(Extracted data entries)
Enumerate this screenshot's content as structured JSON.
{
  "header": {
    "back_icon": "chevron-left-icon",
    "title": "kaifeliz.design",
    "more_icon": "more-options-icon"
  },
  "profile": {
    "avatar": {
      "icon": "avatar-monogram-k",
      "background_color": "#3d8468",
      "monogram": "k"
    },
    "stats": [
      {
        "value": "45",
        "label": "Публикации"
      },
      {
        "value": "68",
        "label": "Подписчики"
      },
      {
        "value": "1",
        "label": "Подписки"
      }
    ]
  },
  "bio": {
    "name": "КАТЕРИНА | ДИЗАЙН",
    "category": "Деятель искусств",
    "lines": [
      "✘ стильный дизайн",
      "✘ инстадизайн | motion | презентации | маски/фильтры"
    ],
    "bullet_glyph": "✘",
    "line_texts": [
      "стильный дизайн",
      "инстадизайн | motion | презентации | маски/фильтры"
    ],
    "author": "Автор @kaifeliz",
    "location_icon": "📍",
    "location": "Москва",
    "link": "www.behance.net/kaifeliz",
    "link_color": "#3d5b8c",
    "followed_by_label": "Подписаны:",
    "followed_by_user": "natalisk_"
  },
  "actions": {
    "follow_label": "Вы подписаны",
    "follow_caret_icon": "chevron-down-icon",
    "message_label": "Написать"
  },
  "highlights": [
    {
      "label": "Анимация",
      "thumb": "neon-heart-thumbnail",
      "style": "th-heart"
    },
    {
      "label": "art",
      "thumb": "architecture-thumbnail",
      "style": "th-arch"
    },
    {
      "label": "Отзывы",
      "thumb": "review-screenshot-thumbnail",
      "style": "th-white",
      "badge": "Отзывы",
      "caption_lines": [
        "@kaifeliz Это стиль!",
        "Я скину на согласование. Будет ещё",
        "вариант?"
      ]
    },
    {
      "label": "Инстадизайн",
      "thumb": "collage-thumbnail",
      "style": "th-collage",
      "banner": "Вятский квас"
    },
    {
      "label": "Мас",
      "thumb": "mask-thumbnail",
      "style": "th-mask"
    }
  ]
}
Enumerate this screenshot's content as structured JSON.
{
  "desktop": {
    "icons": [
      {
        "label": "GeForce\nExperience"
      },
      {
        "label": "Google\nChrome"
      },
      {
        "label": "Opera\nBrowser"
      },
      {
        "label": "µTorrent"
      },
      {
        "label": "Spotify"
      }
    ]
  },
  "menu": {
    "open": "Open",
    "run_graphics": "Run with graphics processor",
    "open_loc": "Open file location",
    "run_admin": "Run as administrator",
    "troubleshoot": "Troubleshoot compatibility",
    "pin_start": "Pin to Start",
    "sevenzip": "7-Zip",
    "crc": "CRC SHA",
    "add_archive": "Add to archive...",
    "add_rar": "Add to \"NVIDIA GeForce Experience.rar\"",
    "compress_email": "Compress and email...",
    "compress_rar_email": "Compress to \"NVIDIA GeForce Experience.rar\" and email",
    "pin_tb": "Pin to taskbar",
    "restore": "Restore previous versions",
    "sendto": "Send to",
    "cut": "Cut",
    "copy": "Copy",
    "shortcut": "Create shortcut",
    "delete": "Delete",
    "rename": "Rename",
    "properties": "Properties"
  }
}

» STATED EXERCISE
Restate each record exactly as written.

» FINISHED ANSWER
Enumerate this screenshot's content as structured JSON.
{
  "header": {
    "back_icon": "chevron-left-icon",
    "title": "kaifeliz.design",
    "more_icon": "more-options-icon"
  },
  "profile": {
    "avatar": {
      "icon": "avatar-monogram-k",
      "background_color": "#3d8468",
      "monogram": "k"
    },
    "stats": [
      {
        "value": "45",
        "label": "Публикации"
      },
      {
        "value": "68",
        "label": "Подписчики"
      },
      {
        "value": "1",
        "label": "Подписки"
      }
    ]
  },
  "bio": {
    "name": "КАТЕРИНА | ДИЗАЙН",
    "category": "Деятель искусств",
    "lines": [
      "✘ стильный дизайн",
      "✘ инстадизайн | motion | презентации | маски/фильтры"
    ],
    "bullet_glyph": "✘",
    "line_texts": [
      "стильный дизайн",
      "инстадизайн | motion | презентации | маски/фильтры"
    ],
    "author": "Автор @kaifeliz",
    "location_icon": "📍",
    "location": "Москва",
    "link": "www.behance.net/kaifeliz",
    "link_color": "#3d5b8c",
    "followed_by_label": "Подписаны:",
    "followed_by_user": "natalisk_"
  },
  "actions": {
    "follow_label": "Вы подписаны",
    "follow_caret_icon": "chevron-down-icon",
    "message_label": "Написать"
  },
  "highlights": [
    {
      "label": "Анимация",
      "thumb": "neon-heart-thumbnail",
      "style": "th-heart"
    },
    {
      "label": "art",
      "thumb": "architecture-thumbnail",
      "style": "th-arch"
    },
    {
      "label": "Отзывы",
      "thumb": "review-screenshot-thumbnail",
      "style": "th-white",
      "badge": "Отзывы",
      "caption_lines": [
        "@kaifeliz Это стиль!",
        "Я скину на согласование. Будет ещё",
        "вариант?"
      ]
    },
    {
      "label": "Инстадизайн",
      "thumb": "collage-thumbnail",
      "style": "th-collage",
      "banner": "Вятский квас"
    },
    {
      "label": "Мас",
      "thumb": "mask-thumbnail",
      "style": "th-mask"
    }
  ]
}
Enumerate this screenshot's content as structured JSON.
{
  "desktop": {
    "icons": [
      {
        "label": "GeForce\nExperience"
      },
      {
        "label": "Google\nChrome"
      },
      {
        "label": "Opera\nBrowser"
      },
      {
        "label": "µTorrent"
      },
      {
        "label": "Spotify"
      }
    ]
  },
  "menu": {
    "open": "Open",
    "run_graphics": "Run with graphics processor",
    "open_loc": "Open file location",
    "run_admin": "Run as administrator",
    "troubleshoot": "Troubleshoot compatibility",
    "pin_start": "Pin to Start",
    "sevenzip": "7-Zip",
    "crc": "CRC SHA",
    "add_archive": "Add to archive...",
    "add_rar": "Add to \"NVIDIA GeForce Experience.rar\"",
    "compress_email": "Compress and email...",
    "compress_rar_email": "Compress to \"NVIDIA GeForce Experience.rar\" and email",
    "pin_tb": "Pin to taskbar",
    "restore": "Restore previous versions",
    "sendto": "Send to",
    "cut": "Cut",
    "copy": "Copy",
    "shortcut": "Create shortcut",
    "delete": "Delete",
    "rename": "Rename",
    "properties": "Properties"
  }
}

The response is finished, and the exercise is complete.